◆ **Directive**
Extract the entries in their exact form.

•••

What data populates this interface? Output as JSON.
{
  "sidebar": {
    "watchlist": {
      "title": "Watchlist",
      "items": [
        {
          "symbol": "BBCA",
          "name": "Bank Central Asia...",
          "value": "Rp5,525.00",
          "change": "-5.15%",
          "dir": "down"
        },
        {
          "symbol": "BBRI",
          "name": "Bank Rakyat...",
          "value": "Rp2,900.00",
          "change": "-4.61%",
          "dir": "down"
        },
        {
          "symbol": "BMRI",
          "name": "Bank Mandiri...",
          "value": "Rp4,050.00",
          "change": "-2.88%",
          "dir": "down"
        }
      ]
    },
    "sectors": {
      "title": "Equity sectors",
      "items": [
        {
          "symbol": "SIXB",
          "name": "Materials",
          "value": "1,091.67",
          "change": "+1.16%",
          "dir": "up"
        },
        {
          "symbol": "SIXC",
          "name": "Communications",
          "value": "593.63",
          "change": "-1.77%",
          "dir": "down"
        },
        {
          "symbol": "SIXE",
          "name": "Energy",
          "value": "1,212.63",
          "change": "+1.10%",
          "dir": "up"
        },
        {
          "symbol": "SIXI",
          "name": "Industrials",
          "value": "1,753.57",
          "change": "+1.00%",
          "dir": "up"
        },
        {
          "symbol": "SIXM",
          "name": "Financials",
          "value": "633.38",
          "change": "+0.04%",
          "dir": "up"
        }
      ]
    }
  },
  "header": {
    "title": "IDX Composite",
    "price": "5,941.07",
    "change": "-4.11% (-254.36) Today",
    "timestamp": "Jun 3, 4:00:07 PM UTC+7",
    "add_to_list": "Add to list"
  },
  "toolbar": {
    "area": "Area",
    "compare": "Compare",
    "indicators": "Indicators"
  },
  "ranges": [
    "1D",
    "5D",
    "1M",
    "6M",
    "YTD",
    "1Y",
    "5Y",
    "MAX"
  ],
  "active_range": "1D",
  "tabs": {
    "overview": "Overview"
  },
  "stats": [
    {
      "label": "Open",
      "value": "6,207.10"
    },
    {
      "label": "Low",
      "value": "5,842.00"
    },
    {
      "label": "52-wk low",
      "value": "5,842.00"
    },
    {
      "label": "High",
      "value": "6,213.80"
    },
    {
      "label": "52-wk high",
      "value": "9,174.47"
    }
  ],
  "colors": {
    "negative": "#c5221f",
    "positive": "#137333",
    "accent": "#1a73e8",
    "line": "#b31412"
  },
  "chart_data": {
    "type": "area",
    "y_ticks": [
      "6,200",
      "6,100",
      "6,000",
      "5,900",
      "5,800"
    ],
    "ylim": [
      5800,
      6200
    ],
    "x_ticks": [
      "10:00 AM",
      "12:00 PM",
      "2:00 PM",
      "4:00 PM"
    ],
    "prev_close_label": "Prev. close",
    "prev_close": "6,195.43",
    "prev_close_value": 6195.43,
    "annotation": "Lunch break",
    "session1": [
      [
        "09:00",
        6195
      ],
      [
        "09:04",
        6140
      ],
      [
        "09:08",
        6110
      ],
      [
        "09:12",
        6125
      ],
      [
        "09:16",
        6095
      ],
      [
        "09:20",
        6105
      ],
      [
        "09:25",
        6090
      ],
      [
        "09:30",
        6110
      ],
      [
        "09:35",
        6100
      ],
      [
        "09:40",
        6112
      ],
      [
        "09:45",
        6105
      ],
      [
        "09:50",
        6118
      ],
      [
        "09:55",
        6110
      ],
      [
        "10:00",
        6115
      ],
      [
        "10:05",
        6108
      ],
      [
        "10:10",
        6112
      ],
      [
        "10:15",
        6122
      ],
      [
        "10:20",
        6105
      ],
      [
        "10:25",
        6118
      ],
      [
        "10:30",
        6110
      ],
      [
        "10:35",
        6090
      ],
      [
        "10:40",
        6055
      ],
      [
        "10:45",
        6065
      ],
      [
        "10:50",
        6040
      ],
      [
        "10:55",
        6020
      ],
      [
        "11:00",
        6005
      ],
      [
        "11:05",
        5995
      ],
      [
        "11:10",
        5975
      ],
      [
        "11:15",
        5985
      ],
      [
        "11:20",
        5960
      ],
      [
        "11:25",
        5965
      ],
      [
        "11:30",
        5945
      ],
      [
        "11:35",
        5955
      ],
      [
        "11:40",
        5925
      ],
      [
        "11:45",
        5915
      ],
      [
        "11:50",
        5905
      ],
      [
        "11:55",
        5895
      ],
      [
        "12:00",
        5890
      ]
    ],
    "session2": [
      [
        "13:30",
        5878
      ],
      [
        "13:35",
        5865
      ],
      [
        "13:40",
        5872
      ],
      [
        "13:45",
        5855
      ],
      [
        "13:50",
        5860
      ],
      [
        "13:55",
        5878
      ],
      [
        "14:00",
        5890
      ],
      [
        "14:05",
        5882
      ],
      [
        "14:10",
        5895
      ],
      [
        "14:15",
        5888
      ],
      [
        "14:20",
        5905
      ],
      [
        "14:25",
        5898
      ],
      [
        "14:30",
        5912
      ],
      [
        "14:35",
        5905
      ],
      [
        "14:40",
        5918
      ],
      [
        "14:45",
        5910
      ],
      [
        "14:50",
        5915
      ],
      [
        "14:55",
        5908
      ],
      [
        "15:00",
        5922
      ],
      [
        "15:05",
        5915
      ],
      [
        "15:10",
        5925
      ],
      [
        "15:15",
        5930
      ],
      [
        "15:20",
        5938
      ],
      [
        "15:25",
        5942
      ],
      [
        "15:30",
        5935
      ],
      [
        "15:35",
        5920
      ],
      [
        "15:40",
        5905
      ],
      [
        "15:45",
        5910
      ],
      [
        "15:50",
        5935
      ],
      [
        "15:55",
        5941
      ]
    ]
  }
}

•••

◆ **Answer for this exercise**
What data populates this interface? Output as JSON.
{
  "sidebar": {
    "watchlist": {
      "title": "Watchlist",
      "items": [
        {
          "symbol": "BBCA",
          "name": "Bank Central Asia...",
          "value": "Rp5,525.00",
          "change": "-5.15%",
          "dir": "down"
        },
        {
          "symbol": "BBRI",
          "name": "Bank Rakyat...",
          "value": "Rp2,900.00",
          "change": "-4.61%",
          "dir": "down"
        },
        {
          "symbol": "BMRI",
          "name": "Bank Mandiri...",
          "value": "Rp4,050.00",
          "change": "-2.88%",
          "dir": "down"
        }
      ]
    },
    "sectors": {
      "title": "Equity sectors",
      "items": [
        {
          "symbol": "SIXB",
          "name": "Materials",
          "value": "1,091.67",
          "change": "+1.16%",
          "dir": "up"
        },
        {
          "symbol": "SIXC",
          "name": "Communications",
          "value": "593.63",
          "change": "-1.77%",
          "dir": "down"
        },
        {
          "symbol": "SIXE",
          "name": "Energy",
          "value": "1,212.63",
          "change": "+1.10%",
          "dir": "up"
        },
        {
          "symbol": "SIXI",
          "name": "Industrials",
          "value": "1,753.57",
          "change": "+1.00%",
          "dir": "up"
        },
        {
          "symbol": "SIXM",
          "name": "Financials",
          "value": "633.38",
          "change": "+0.04%",
          "dir": "up"
        }
      ]
    }
  },
  "header": {
    "title": "IDX Composite",
    "price": "5,941.07",
    "change": "-4.11% (-254.36) Today",
    "timestamp": "Jun 3, 4:00:07 PM UTC+7",
    "add_to_list": "Add to list"
  },
  "toolbar": {
    "area": "Area",
    "compare": "Compare",
    "indicators": "Indicators"
  },
  "ranges": [
    "1D",
    "5D",
    "1M",
    "6M",
    "YTD",
    "1Y",
    "5Y",
    "MAX"
  ],
  "active_range": "1D",
  "tabs": {
    "overview": "Overview"
  },
  "stats": [
    {
      "label": "Open",
      "value": "6,207.10"
    },
    {
      "label": "Low",
      "value": "5,842.00"
    },
    {
      "label": "52-wk low",
      "value": "5,842.00"
    },
    {
      "label": "High",
      "value": "6,213.80"
    },
    {
      "label": "52-wk high",
      "value": "9,174.47"
    }
  ],
  "colors": {
    "negative": "#c5221f",
    "positive": "#137333",
    "accent": "#1a73e8",
    "line": "#b31412"
  },
  "chart_data": {
    "type": "area",
    "y_ticks": [
      "6,200",
      "6,100",
      "6,000",
      "5,900",
      "5,800"
    ],
    "ylim": [
      5800,
      6200
    ],
    "x_ticks": [
      "10:00 AM",
      "12:00 PM",
      "2:00 PM",
      "4:00 PM"
    ],
    "prev_close_label": "Prev. close",
    "prev_close": "6,195.43",
    "prev_close_value": 6195.43,
    "annotation": "Lunch break",
    "session1": [
      [
        "09:00",
        6195
      ],
      [
        "09:04",
        6140
      ],
      [
        "09:08",
        6110
      ],
      [
        "09:12",
        6125
      ],
      [
        "09:16",
        6095
      ],
      [
        "09:20",
        6105
      ],
      [
        "09:25",
        6090
      ],
      [
        "09:30",
        6110
      ],
      [
        "09:35",
        6100
      ],
      [
        "09:40",
        6112
      ],
      [
        "09:45",
        6105
      ],
      [
        "09:50",
        6118
      ],
      [
        "09:55",
        6110
      ],
      [
        "10:00",
        6115
      ],
      [
        "10:05",
        6108
      ],
      [
        "10:10",
        6112
      ],
      [
        "10:15",
        6122
      ],
      [
        "10:20",
        6105
      ],
      [
        "10:25",
        6118
      ],
      [
        "10:30",
        6110
      ],
      [
        "10:35",
        6090
      ],
      [
        "10:40",
        6055
      ],
      [
        "10:45",
        6065
      ],
      [
        "10:50",
        6040
      ],
      [
        "10:55",
        6020
      ],
      [
        "11:00",
        6005
      ],
      [
        "11:05",
        5995
      ],
      [
        "11:10",
        5975
      ],
      [
        "11:15",
        5985
      ],
      [
        "11:20",
        5960
      ],
      [
        "11:25",
        5965
      ],
      [
        "11:30",
        5945
      ],
      [
        "11:35",
        5955
      ],
      [
        "11:40",
        5925
      ],
      [
        "11:45",
        5915
      ],
      [
        "11:50",
        5905
      ],
      [
        "11:55",
        5895
      ],
      [
        "12:00",
        5890
      ]
    ],
    "session2": [
      [
        "13:30",
        5878
      ],
      [
        "13:35",
        5865
      ],
      [
        "13:40",
        5872
      ],
      [
        "13:45",
        5855
      ],
      [
        "13:50",
        5860
      ],
      [
        "13:55",
        5878
      ],
      [
        "14:00",
        5890
      ],
      [
        "14:05",
        5882
      ],
      [
        "14:10",
        5895
      ],
      [
        "14:15",
        5888
      ],
      [
        "14:20",
        5905
      ],
      [
        "14:25",
        5898
      ],
      [
        "14:30",
        5912
      ],
      [
        "14:35",
        5905
      ],
      [
        "14:40",
        5918
      ],
      [
        "14:45",
        5910
      ],
      [
        "14:50",
        5915
      ],
      [
        "14:55",
        5908
      ],
      [
        "15:00",
        5922
      ],
      [
        "15:05",
        5915
      ],
      [
        "15:10",
        5925
      ],
      [
        "15:15",
        5930
      ],
      [
        "15:20",
        5938
      ],
      [
        "15:25",
        5942
      ],
      [
        "15:30",
        5935
      ],
      [
        "15:35",
        5920
      ],
      [
        "15:40",
        5905
      ],
      [
        "15:45",
        5910
      ],
      [
        "15:50",
        5935
      ],
      [
        "15:55",
        5941
      ]
    ]
  }
}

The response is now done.